Problem details: Reply with one number only, the count of lines holding the string "that".

Dataset records:

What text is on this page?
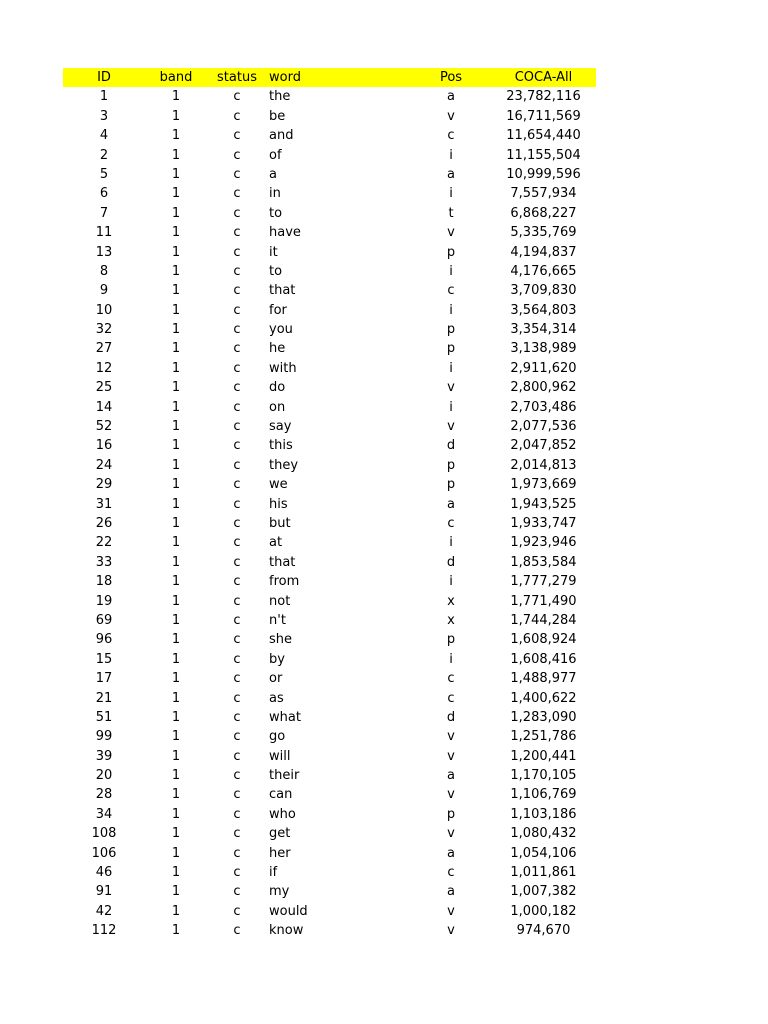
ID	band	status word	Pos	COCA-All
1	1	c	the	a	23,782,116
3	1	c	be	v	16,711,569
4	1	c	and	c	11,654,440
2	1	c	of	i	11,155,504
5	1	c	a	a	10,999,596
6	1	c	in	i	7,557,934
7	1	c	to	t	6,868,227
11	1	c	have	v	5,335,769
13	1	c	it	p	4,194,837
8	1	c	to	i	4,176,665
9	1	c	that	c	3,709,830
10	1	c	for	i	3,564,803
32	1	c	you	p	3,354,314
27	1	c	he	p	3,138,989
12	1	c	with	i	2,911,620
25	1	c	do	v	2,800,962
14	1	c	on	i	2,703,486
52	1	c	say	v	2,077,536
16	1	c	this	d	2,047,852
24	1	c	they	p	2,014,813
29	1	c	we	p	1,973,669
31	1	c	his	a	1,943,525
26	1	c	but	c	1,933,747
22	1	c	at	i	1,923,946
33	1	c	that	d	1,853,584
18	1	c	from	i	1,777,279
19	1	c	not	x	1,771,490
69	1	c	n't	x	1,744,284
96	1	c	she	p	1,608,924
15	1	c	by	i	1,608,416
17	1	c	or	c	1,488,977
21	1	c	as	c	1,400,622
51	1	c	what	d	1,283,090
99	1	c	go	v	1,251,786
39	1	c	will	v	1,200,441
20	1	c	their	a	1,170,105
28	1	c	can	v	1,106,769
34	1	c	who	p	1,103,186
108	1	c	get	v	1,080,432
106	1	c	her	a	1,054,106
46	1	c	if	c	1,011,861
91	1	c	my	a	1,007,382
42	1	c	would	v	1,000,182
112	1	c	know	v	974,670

Solution to this exercise: 2